Do this
Scan the material and copy every line in which "人民满意的政府" appears.

Working data
──────────

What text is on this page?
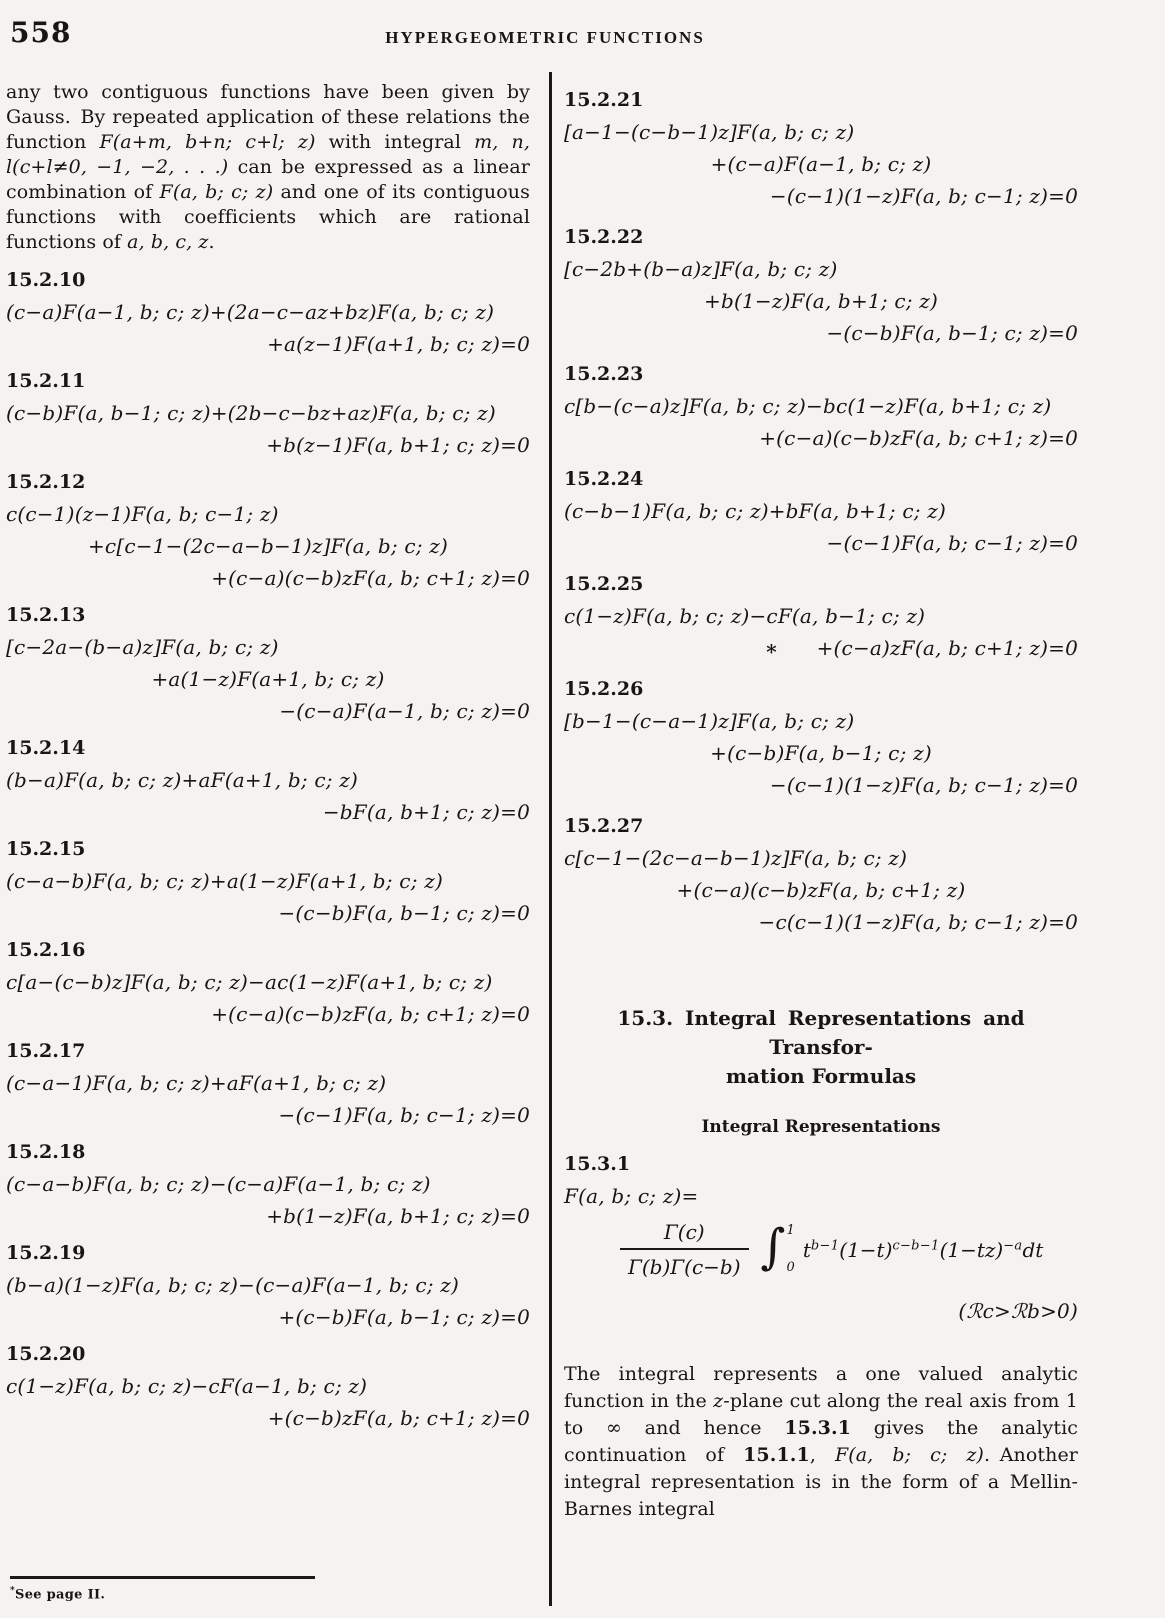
558	HYPERGEOMETRIC FUNCTIONS
any two contiguous functions have been given by Gauss. By repeated application of these relations the function F(a+m, b+n; c+l; z) with integral m, n, l(c+l≠0, −1, −2, . . .) can be expressed as a linear combination of F(a, b; c; z) and one of its contiguous functions with coefficients which are rational functions of a, b, c, z.
15.2.10
(c−a)F(a−1, b; c; z)+(2a−c−az+bz)F(a, b; c; z)
+a(z−1)F(a+1, b; c; z)=0
15.2.11
(c−b)F(a, b−1; c; z)+(2b−c−bz+az)F(a, b; c; z)
+b(z−1)F(a, b+1; c; z)=0
15.2.12
c(c−1)(z−1)F(a, b; c−1; z)
+c[c−1−(2c−a−b−1)z]F(a, b; c; z)
+(c−a)(c−b)zF(a, b; c+1; z)=0
15.2.13
[c−2a−(b−a)z]F(a, b; c; z)
+a(1−z)F(a+1, b; c; z)
−(c−a)F(a−1, b; c; z)=0
15.2.14
(b−a)F(a, b; c; z)+aF(a+1, b; c; z)
−bF(a, b+1; c; z)=0
15.2.15
(c−a−b)F(a, b; c; z)+a(1−z)F(a+1, b; c; z)
−(c−b)F(a, b−1; c; z)=0
15.2.16
c[a−(c−b)z]F(a, b; c; z)−ac(1−z)F(a+1, b; c; z)
+(c−a)(c−b)zF(a, b; c+1; z)=0
15.2.17
(c−a−1)F(a, b; c; z)+aF(a+1, b; c; z)
−(c−1)F(a, b; c−1; z)=0
15.2.18
(c−a−b)F(a, b; c; z)−(c−a)F(a−1, b; c; z)
+b(1−z)F(a, b+1; c; z)=0
15.2.19
(b−a)(1−z)F(a, b; c; z)−(c−a)F(a−1, b; c; z)
+(c−b)F(a, b−1; c; z)=0
15.2.20
c(1−z)F(a, b; c; z)−cF(a−1, b; c; z)
+(c−b)zF(a, b; c+1; z)=0
15.2.21
[a−1−(c−b−1)z]F(a, b; c; z)
+(c−a)F(a−1, b; c; z)
−(c−1)(1−z)F(a, b; c−1; z)=0
15.2.22
[c−2b+(b−a)z]F(a, b; c; z)
+b(1−z)F(a, b+1; c; z)
−(c−b)F(a, b−1; c; z)=0
15.2.23
c[b−(c−a)z]F(a, b; c; z)−bc(1−z)F(a, b+1; c; z)
+(c−a)(c−b)zF(a, b; c+1; z)=0
15.2.24
(c−b−1)F(a, b; c; z)+bF(a, b+1; c; z)
−(c−1)F(a, b; c−1; z)=0
15.2.25
c(1−z)F(a, b; c; z)−cF(a, b−1; c; z)
∗ +(c−a)zF(a, b; c+1; z)=0
15.2.26
[b−1−(c−a−1)z]F(a, b; c; z)
+(c−b)F(a, b−1; c; z)
−(c−1)(1−z)F(a, b; c−1; z)=0
15.2.27
c[c−1−(2c−a−b−1)z]F(a, b; c; z)
+(c−a)(c−b)zF(a, b; c+1; z)
−c(c−1)(1−z)F(a, b; c−1; z)=0
15.3. Integral Representations and Transfor-
mation Formulas
Integral Representations
15.3.1
F(a, b; c; z)=
$\frac{\Gamma(c)}{\Gamma(b)\Gamma(c-b)}$ ∫ 1
0
$t^{b-1}(1-t)^{c-b-1}(1-tz)^{-a}dt$
(ℛc>ℛb>0)
The integral represents a one valued analytic function in the z-plane cut along the real axis from 1 to ∞ and hence 15.3.1 gives the analytic continuation of 15.1.1, F(a, b; c; z). Another integral representation is in the form of a Mellin-Barnes integral
*See page II.
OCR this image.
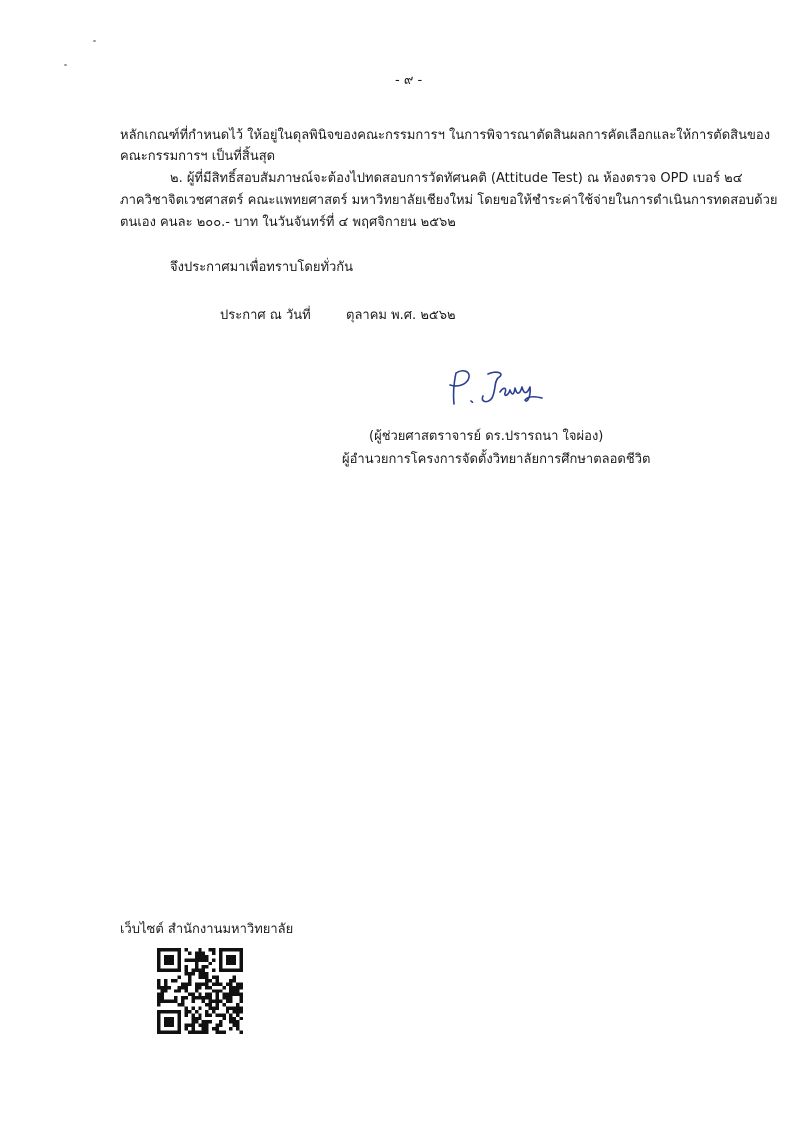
- ๙ -
หลักเกณฑ์ที่กำหนดไว้ ให้อยู่ในดุลพินิจของคณะกรรมการฯ ในการพิจารณาตัดสินผลการคัดเลือกและให้การตัดสินของ
คณะกรรมการฯ เป็นที่สิ้นสุด
๒. ผู้ที่มีสิทธิ์สอบสัมภาษณ์จะต้องไปทดสอบการวัดทัศนคติ (Attitude Test) ณ ห้องตรวจ OPD เบอร์ ๒๔
ภาควิชาจิตเวชศาสตร์ คณะแพทยศาสตร์ มหาวิทยาลัยเชียงใหม่ โดยขอให้ชำระค่าใช้จ่ายในการดำเนินการทดสอบด้วย
ตนเอง คนละ ๒๐๐.- บาท ในวันจันทร์ที่ ๔ พฤศจิกายน ๒๕๖๒
จึงประกาศมาเพื่อทราบโดยทั่วกัน
ประกาศ ณ วันที่	ตุลาคม พ.ศ. ๒๕๖๒
(ผู้ช่วยศาสตราจารย์ ดร.ปรารถนา ใจผ่อง)
ผู้อำนวยการโครงการจัดตั้งวิทยาลัยการศึกษาตลอดชีวิต
เว็บไซต์ สำนักงานมหาวิทยาลัย
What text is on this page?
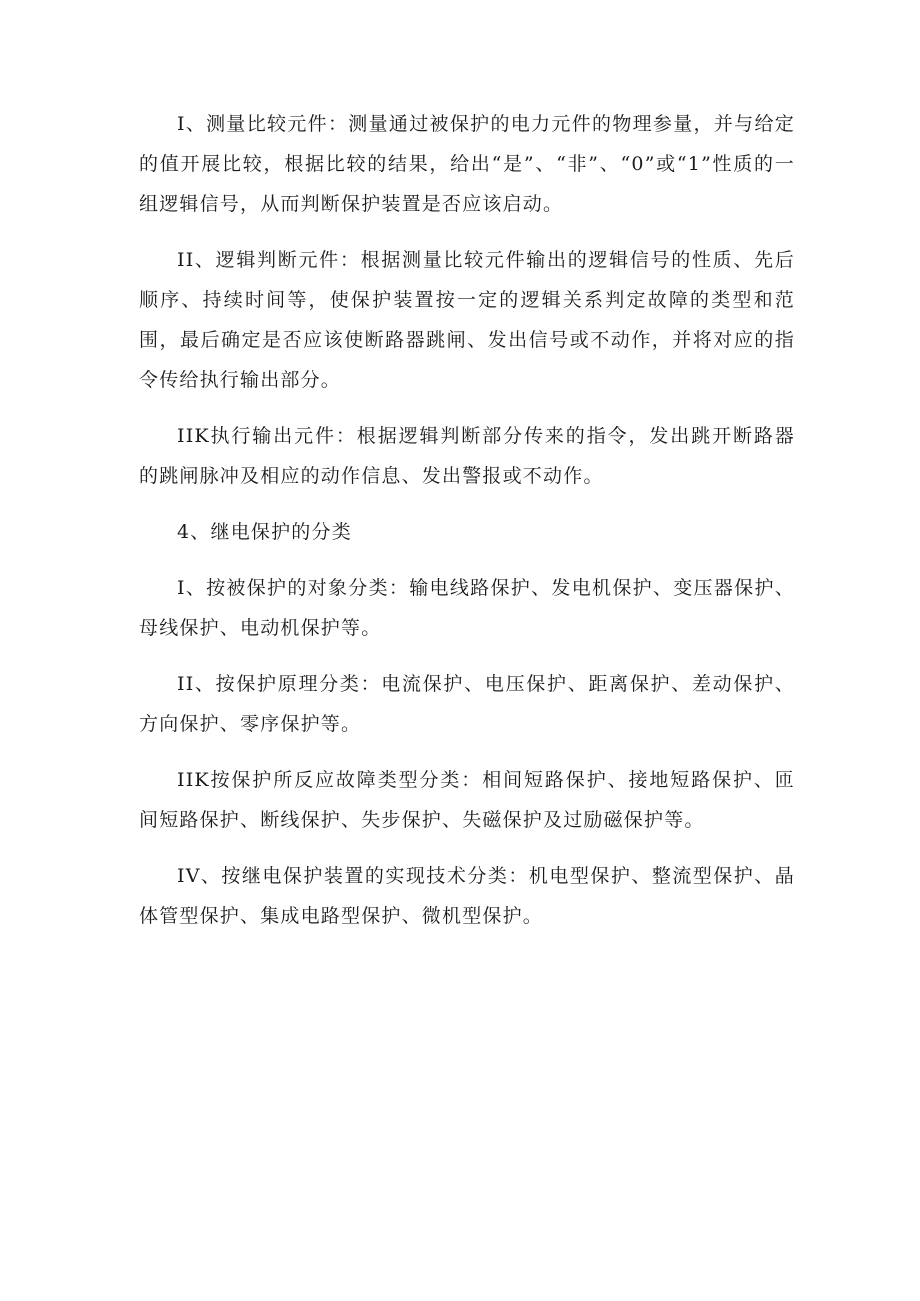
I、测量比较元件：测量通过被保护的电力元件的物理参量，并与给定的值开展比较，根据比较的结果，给出“是”、“非”、“0”或“1”性质的一组逻辑信号，从而判断保护装置是否应该启动。

II、逻辑判断元件：根据测量比较元件输出的逻辑信号的性质、先后顺序、持续时间等，使保护装置按一定的逻辑关系判定故障的类型和范围，最后确定是否应该使断路器跳闸、发出信号或不动作，并将对应的指令传给执行输出部分。

IIK执行输出元件：根据逻辑判断部分传来的指令，发出跳开断路器的跳闸脉冲及相应的动作信息、发出警报或不动作。

4、继电保护的分类

I、按被保护的对象分类：输电线路保护、发电机保护、变压器保护、母线保护、电动机保护等。

II、按保护原理分类：电流保护、电压保护、距离保护、差动保护、方向保护、零序保护等。

IIK按保护所反应故障类型分类：相间短路保护、接地短路保护、匝间短路保护、断线保护、失步保护、失磁保护及过励磁保护等。

IV、按继电保护装置的实现技术分类：机电型保护、整流型保护、晶体管型保护、集成电路型保护、微机型保护。
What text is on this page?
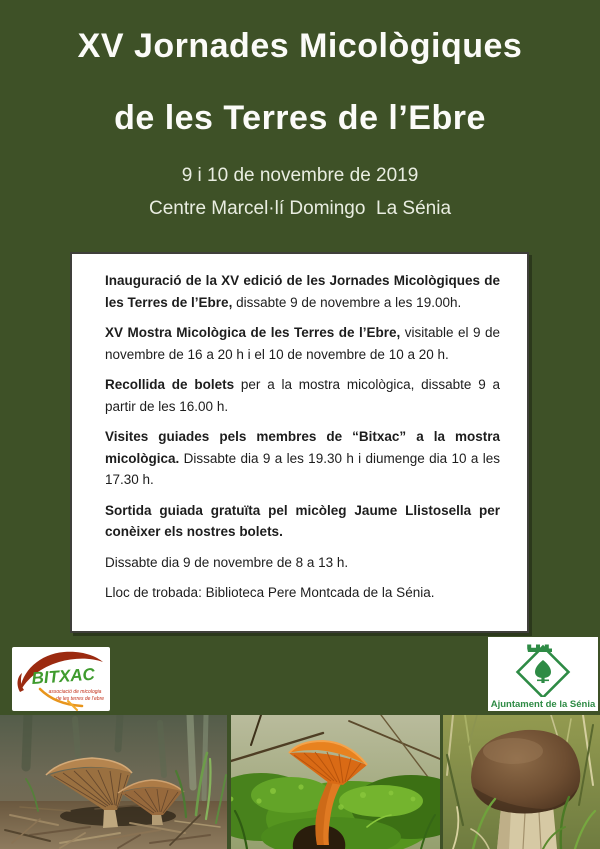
XV Jornades Micològiques
de les Terres de l’Ebre
9 i 10 de novembre de 2019
Centre Marcel·lí Domingo  La Sénia

Inauguració de la XV edició de les Jornades Micològiques de les Terres de l’Ebre, dissabte 9 de novembre a les 19.00h.

XV Mostra Micològica de les Terres de l’Ebre, visitable el 9 de novembre de 16 a 20 h i el 10 de novembre de 10 a 20 h.

Recollida de bolets per a la mostra micològica, dissabte 9 a partir de les 16.00 h.

Visites guiades pels membres de “Bitxac” a la mostra micològica. Dissabte dia 9 a les 19.30 h i diumenge dia 10 a les 17.30 h.

Sortida guiada gratuïta pel micòleg Jaume Llistosella per conèixer els nostres bolets.

Dissabte dia 9 de novembre de 8 a 13 h.

Lloc de trobada: Biblioteca Pere Montcada de la Sénia.

BITXAC
associació de micologia
de les terres de l’ebre	Ajuntament de la Sénia
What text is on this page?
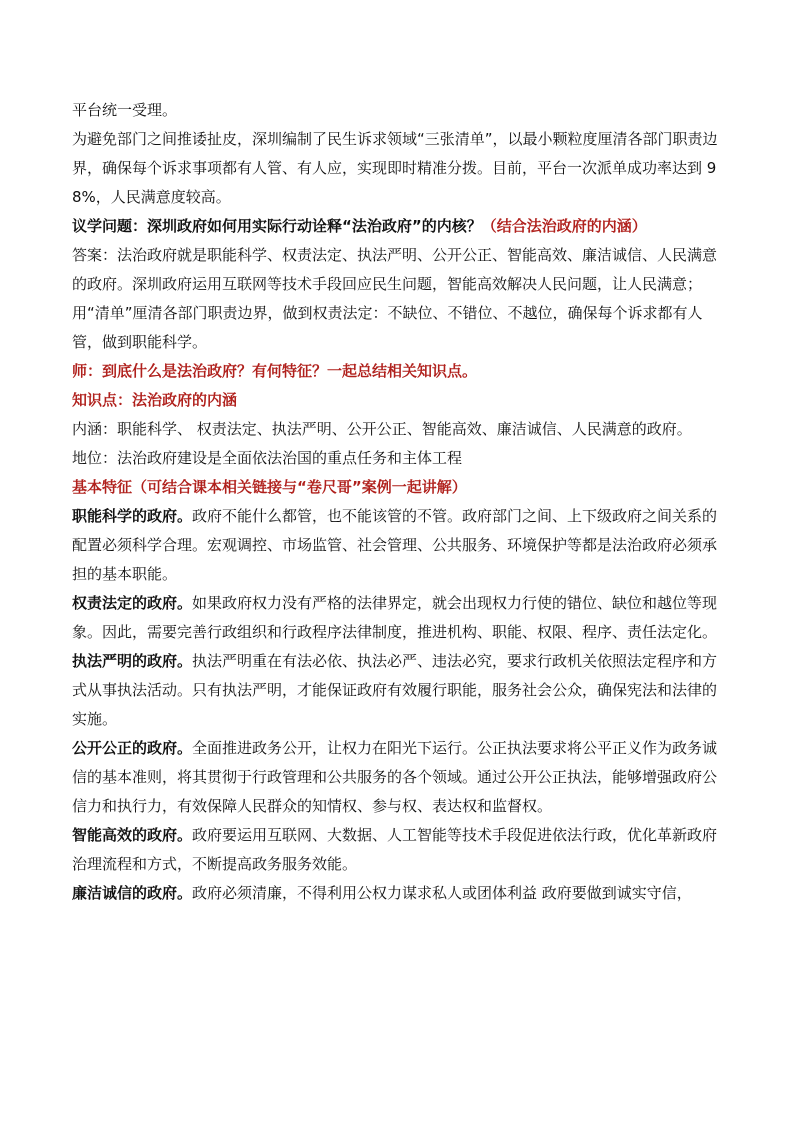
平台统一受理。

为避免部门之间推诿扯皮，深圳编制了民生诉求领域“三张清单”，以最小颗粒度厘清各部门职责边界，确保每个诉求事项都有人管、有人应，实现即时精准分拨。目前，平台一次派单成功率达到 98%，人民满意度较高。

议学问题：深圳政府如何用实际行动诠释“法治政府”的内核？（结合法治政府的内涵）

答案：法治政府就是职能科学、权责法定、执法严明、公开公正、智能高效、廉洁诚信、人民满意的政府。深圳政府运用互联网等技术手段回应民生问题，智能高效解决人民问题，让人民满意；用“清单”厘清各部门职责边界，做到权责法定：不缺位、不错位、不越位，确保每个诉求都有人管，做到职能科学。

师：到底什么是法治政府？有何特征？一起总结相关知识点。

知识点：法治政府的内涵

内涵：职能科学、 权责法定、执法严明、公开公正、智能高效、廉洁诚信、人民满意的政府。

地位：法治政府建设是全面依法治国的重点任务和主体工程

基本特征（可结合课本相关链接与“卷尺哥”案例一起讲解）

职能科学的政府。政府不能什么都管，也不能该管的不管。政府部门之间、上下级政府之间关系的配置必须科学合理。宏观调控、市场监管、社会管理、公共服务、环境保护等都是法治政府必须承担的基本职能。

权责法定的政府。如果政府权力没有严格的法律界定，就会出现权力行使的错位、缺位和越位等现象。因此，需要完善行政组织和行政程序法律制度，推进机构、职能、权限、程序、责任法定化。

执法严明的政府。执法严明重在有法必依、执法必严、违法必究，要求行政机关依照法定程序和方式从事执法活动。只有执法严明，才能保证政府有效履行职能，服务社会公众，确保宪法和法律的实施。

公开公正的政府。全面推进政务公开，让权力在阳光下运行。公正执法要求将公平正义作为政务诚信的基本准则，将其贯彻于行政管理和公共服务的各个领域。通过公开公正执法，能够增强政府公信力和执行力，有效保障人民群众的知情权、参与权、表达权和监督权。

智能高效的政府。政府要运用互联网、大数据、人工智能等技术手段促进依法行政，优化革新政府治理流程和方式，不断提高政务服务效能。

廉洁诚信的政府。政府必须清廉，不得利用公权力谋求私人或团体利益 政府要做到诚实守信，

──────────

Expected answer
答案：法治政府就是职能科学、权责法定、执法严明、公开公正、智能高效、廉洁诚信、人民满意的政府。深圳政府运用互联网等技术手段回应民生问题，智能高效解决人民问题，让人民满意；用“清单”厘清各部门职责边界，做到权责法定：不缺位、不错位、不越位，确保每个诉求都有人管，做到职能科学。
内涵：职能科学、 权责法定、执法严明、公开公正、智能高效、廉洁诚信、人民满意的政府。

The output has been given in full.